DIRECTIONS
The entries below should be quoted exactly, with no pictures carried over.

DATASET EXTRACT
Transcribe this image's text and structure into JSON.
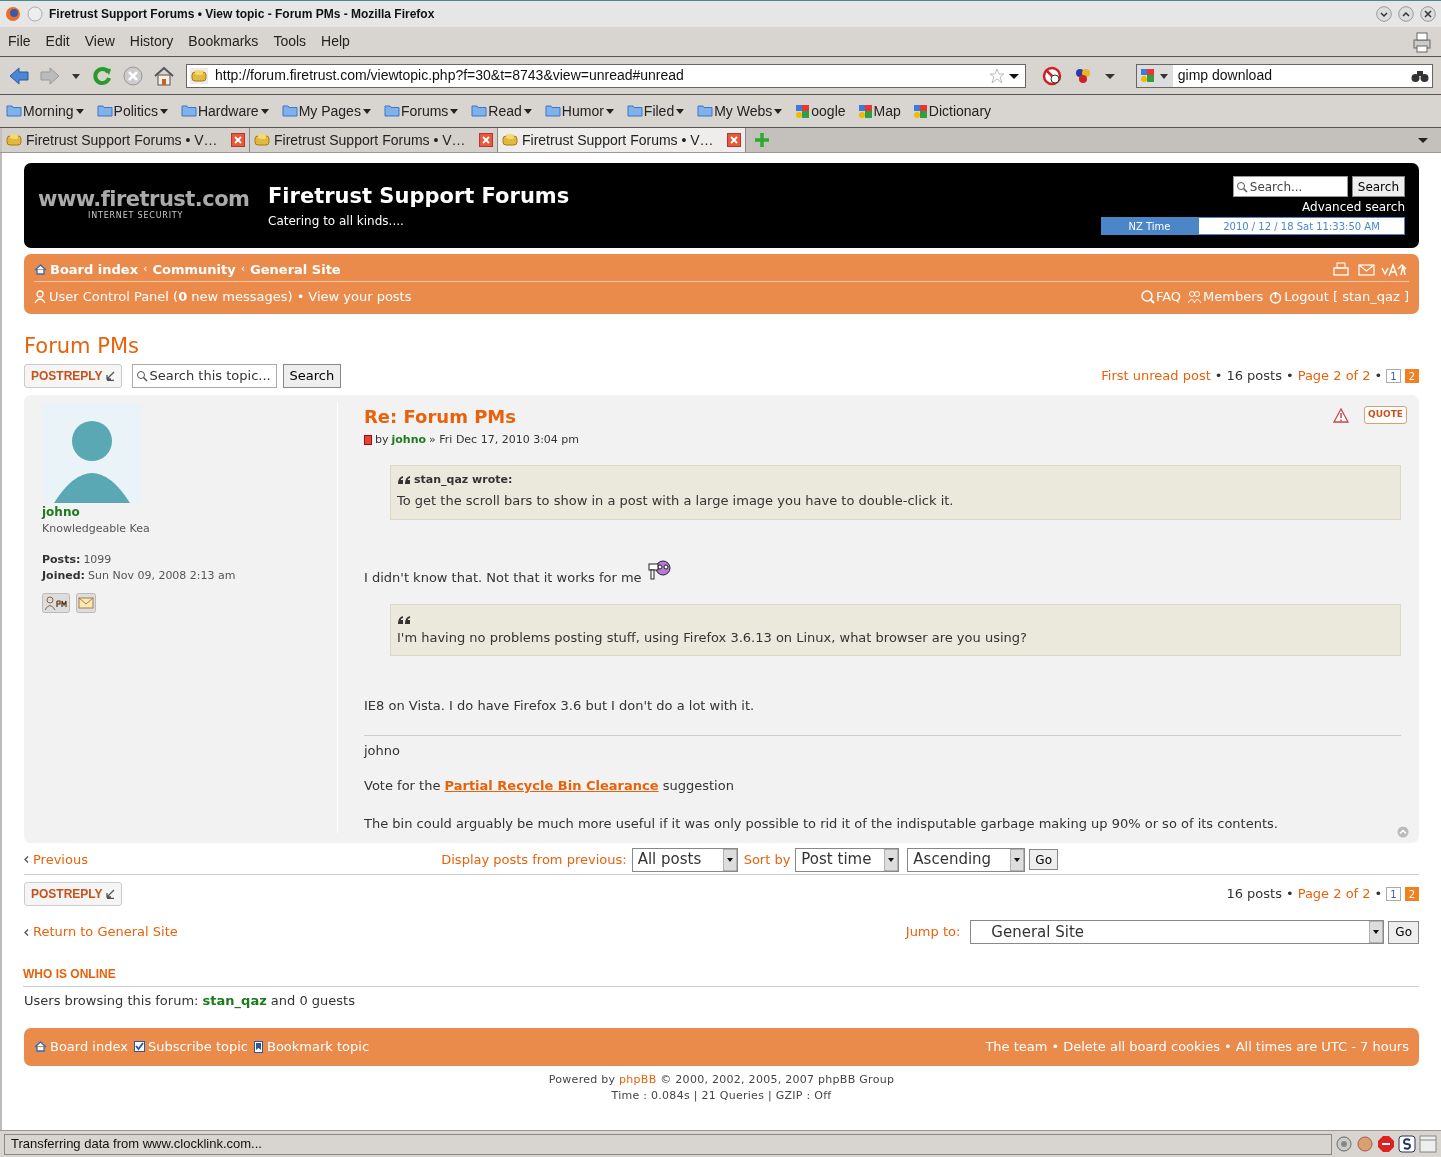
{
  "window": {
    "title": "Firetrust Support Forums • View topic - Forum PMs - Mozilla Firefox"
  },
  "menu": [
    "File",
    "Edit",
    "View",
    "History",
    "Bookmarks",
    "Tools",
    "Help"
  ],
  "navigation": {
    "url": "http://forum.firetrust.com/viewtopic.php?f=30&t=8743&view=unread#unread",
    "search": "gimp download"
  },
  "bookmarks": [
    {
      "label": "Morning",
      "kind": "folder"
    },
    {
      "label": "Politics",
      "kind": "folder"
    },
    {
      "label": "Hardware",
      "kind": "folder"
    },
    {
      "label": "My Pages",
      "kind": "folder"
    },
    {
      "label": "Forums",
      "kind": "folder"
    },
    {
      "label": "Read",
      "kind": "folder"
    },
    {
      "label": "Humor",
      "kind": "folder"
    },
    {
      "label": "Filed",
      "kind": "folder"
    },
    {
      "label": "My Webs",
      "kind": "folder"
    },
    {
      "label": "oogle",
      "kind": "google"
    },
    {
      "label": "Map",
      "kind": "google"
    },
    {
      "label": "Dictionary",
      "kind": "google"
    }
  ],
  "tabs": [
    {
      "label": "Firetrust Support Forums • V…",
      "selected": false
    },
    {
      "label": "Firetrust Support Forums • V…",
      "selected": false
    },
    {
      "label": "Firetrust Support Forums • V…",
      "selected": true
    }
  ],
  "header": {
    "logo_main": "www.firetrust.com",
    "logo_sub": "INTERNET SECURITY",
    "title": "Firetrust Support Forums",
    "tagline": "Catering to all kinds....",
    "search_placeholder": "Search...",
    "search_button": "Search",
    "advanced_search": "Advanced search",
    "time_label": "NZ Time",
    "time_value": "2010 / 12 / 18 Sat  11:33:50 AM"
  },
  "navbar": {
    "breadcrumbs": [
      "Board index",
      "Community",
      "General Site"
    ],
    "breadcrumb_separators": [
      "‹",
      "‹"
    ],
    "bullet": "•",
    "ucp": "User Control Panel (**0** new messages)",
    "view_posts": "View your posts",
    "faq": "FAQ",
    "members": "Members",
    "logout": "Logout [ stan_qaz ]"
  },
  "topic": {
    "title": "Forum PMs",
    "post_reply": "POSTREPLY",
    "search_placeholder": "Search this topic...",
    "search_button": "Search",
    "first_unread": "First unread post",
    "post_count": "16 posts",
    "page_label": "Page 2 of 2",
    "bullets": [
      "•",
      "•",
      "•"
    ],
    "pages": [
      {
        "label": "1",
        "selected": false
      },
      {
        "label": "2",
        "selected": true
      }
    ]
  },
  "post": {
    "title": "Re: Forum PMs",
    "by": "by",
    "author": "johno",
    "date": "» Fri Dec 17, 2010 3:04 pm",
    "quote_button": "QUOTE",
    "profile": {
      "name": "johno",
      "rank": "Knowledgeable Kea",
      "posts_label": "Posts:",
      "posts": "1099",
      "joined_label": "Joined:",
      "joined": "Sun Nov 09, 2008 2:13 am"
    },
    "content": [
      {
        "kind": "quote",
        "author": "stan_qaz wrote:",
        "text": "To get the scroll bars to show in a post with a large image you have to double-click it."
      },
      {
        "kind": "smiley_text",
        "text": "I didn't know that. Not that it works for me"
      },
      {
        "kind": "quote",
        "text": "I'm having no problems posting stuff, using Firefox 3.6.13 on Linux, what browser are you using?"
      },
      {
        "kind": "text",
        "text": "IE8 on Vista. I do have Firefox 3.6 but I don't do a lot with it."
      }
    ],
    "signature": {
      "name": "johno",
      "vote_before": "Vote for the",
      "vote_link": "Partial Recycle Bin Clearance",
      "vote_after": "suggestion",
      "text": "The bin could arguably be much more useful if it was only possible to rid it of the indisputable garbage making up 90% or so of its contents."
    }
  },
  "display": {
    "previous": "Previous",
    "display_label": "Display posts from previous:",
    "range": "All posts",
    "sort_label": "Sort by",
    "sort_key": "Post time",
    "direction": "Ascending",
    "go": "Go"
  },
  "bottom": {
    "post_reply": "POSTREPLY",
    "post_count": "16 posts",
    "page_label": "Page 2 of 2",
    "bullets": [
      "•",
      "•"
    ],
    "pages": [
      {
        "label": "1",
        "selected": false
      },
      {
        "label": "2",
        "selected": true
      }
    ],
    "return": "Return to General Site",
    "jump_label": "Jump to:",
    "jump_value": "General Site",
    "go": "Go"
  },
  "online": {
    "heading": "WHO IS ONLINE",
    "before": "Users browsing this forum:",
    "user": "stan_qaz",
    "after": "and 0 guests"
  },
  "footer": {
    "board_index": "Board index",
    "subscribe": "Subscribe topic",
    "subscribed": true,
    "bookmark": "Bookmark topic",
    "team": "The team",
    "bullets": [
      "•",
      "•"
    ],
    "delete_cookies": "Delete all board cookies",
    "times": "All times are UTC - 7 hours"
  },
  "credits": {
    "powered_before": "Powered by",
    "powered_link": "phpBB",
    "powered_after": "© 2000, 2002, 2005, 2007 phpBB Group",
    "stats": "Time : 0.084s | 21 Queries | GZIP : Off"
  },
  "status_bar": {
    "text": "Transferring data from www.clocklink.com..."
  }
}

ANSWER TO THIS EXERCISE
Transcribe this image's text and structure into JSON.
{
  "window": {
    "title": "Firetrust Support Forums • View topic - Forum PMs - Mozilla Firefox"
  },
  "menu": [
    "File",
    "Edit",
    "View",
    "History",
    "Bookmarks",
    "Tools",
    "Help"
  ],
  "navigation": {
    "url": "http://forum.firetrust.com/viewtopic.php?f=30&t=8743&view=unread#unread",
    "search": "gimp download"
  },
  "bookmarks": [
    {
      "label": "Morning",
      "kind": "folder"
    },
    {
      "label": "Politics",
      "kind": "folder"
    },
    {
      "label": "Hardware",
      "kind": "folder"
    },
    {
      "label": "My Pages",
      "kind": "folder"
    },
    {
      "label": "Forums",
      "kind": "folder"
    },
    {
      "label": "Read",
      "kind": "folder"
    },
    {
      "label": "Humor",
      "kind": "folder"
    },
    {
      "label": "Filed",
      "kind": "folder"
    },
    {
      "label": "My Webs",
      "kind": "folder"
    },
    {
      "label": "oogle",
      "kind": "google"
    },
    {
      "label": "Map",
      "kind": "google"
    },
    {
      "label": "Dictionary",
      "kind": "google"
    }
  ],
  "tabs": [
    {
      "label": "Firetrust Support Forums • V…",
      "selected": false
    },
    {
      "label": "Firetrust Support Forums • V…",
      "selected": false
    },
    {
      "label": "Firetrust Support Forums • V…",
      "selected": true
    }
  ],
  "header": {
    "logo_main": "www.firetrust.com",
    "logo_sub": "INTERNET SECURITY",
    "title": "Firetrust Support Forums",
    "tagline": "Catering to all kinds....",
    "search_placeholder": "Search...",
    "search_button": "Search",
    "advanced_search": "Advanced search",
    "time_label": "NZ Time",
    "time_value": "2010 / 12 / 18 Sat  11:33:50 AM"
  },
  "navbar": {
    "breadcrumbs": [
      "Board index",
      "Community",
      "General Site"
    ],
    "breadcrumb_separators": [
      "‹",
      "‹"
    ],
    "bullet": "•",
    "ucp": "User Control Panel (**0** new messages)",
    "view_posts": "View your posts",
    "faq": "FAQ",
    "members": "Members",
    "logout": "Logout [ stan_qaz ]"
  },
  "topic": {
    "title": "Forum PMs",
    "post_reply": "POSTREPLY",
    "search_placeholder": "Search this topic...",
    "search_button": "Search",
    "first_unread": "First unread post",
    "post_count": "16 posts",
    "page_label": "Page 2 of 2",
    "bullets": [
      "•",
      "•",
      "•"
    ],
    "pages": [
      {
        "label": "1",
        "selected": false
      },
      {
        "label": "2",
        "selected": true
      }
    ]
  },
  "post": {
    "title": "Re: Forum PMs",
    "by": "by",
    "author": "johno",
    "date": "» Fri Dec 17, 2010 3:04 pm",
    "quote_button": "QUOTE",
    "profile": {
      "name": "johno",
      "rank": "Knowledgeable Kea",
      "posts_label": "Posts:",
      "posts": "1099",
      "joined_label": "Joined:",
      "joined": "Sun Nov 09, 2008 2:13 am"
    },
    "content": [
      {
        "kind": "quote",
        "author": "stan_qaz wrote:",
        "text": "To get the scroll bars to show in a post with a large image you have to double-click it."
      },
      {
        "kind": "smiley_text",
        "text": "I didn't know that. Not that it works for me"
      },
      {
        "kind": "quote",
        "text": "I'm having no problems posting stuff, using Firefox 3.6.13 on Linux, what browser are you using?"
      },
      {
        "kind": "text",
        "text": "IE8 on Vista. I do have Firefox 3.6 but I don't do a lot with it."
      }
    ],
    "signature": {
      "name": "johno",
      "vote_before": "Vote for the",
      "vote_link": "Partial Recycle Bin Clearance",
      "vote_after": "suggestion",
      "text": "The bin could arguably be much more useful if it was only possible to rid it of the indisputable garbage making up 90% or so of its contents."
    }
  },
  "display": {
    "previous": "Previous",
    "display_label": "Display posts from previous:",
    "range": "All posts",
    "sort_label": "Sort by",
    "sort_key": "Post time",
    "direction": "Ascending",
    "go": "Go"
  },
  "bottom": {
    "post_reply": "POSTREPLY",
    "post_count": "16 posts",
    "page_label": "Page 2 of 2",
    "bullets": [
      "•",
      "•"
    ],
    "pages": [
      {
        "label": "1",
        "selected": false
      },
      {
        "label": "2",
        "selected": true
      }
    ],
    "return": "Return to General Site",
    "jump_label": "Jump to:",
    "jump_value": "General Site",
    "go": "Go"
  },
  "online": {
    "heading": "WHO IS ONLINE",
    "before": "Users browsing this forum:",
    "user": "stan_qaz",
    "after": "and 0 guests"
  },
  "footer": {
    "board_index": "Board index",
    "subscribe": "Subscribe topic",
    "subscribed": true,
    "bookmark": "Bookmark topic",
    "team": "The team",
    "bullets": [
      "•",
      "•"
    ],
    "delete_cookies": "Delete all board cookies",
    "times": "All times are UTC - 7 hours"
  },
  "credits": {
    "powered_before": "Powered by",
    "powered_link": "phpBB",
    "powered_after": "© 2000, 2002, 2005, 2007 phpBB Group",
    "stats": "Time : 0.084s | 21 Queries | GZIP : Off"
  },
  "status_bar": {
    "text": "Transferring data from www.clocklink.com..."
  }
}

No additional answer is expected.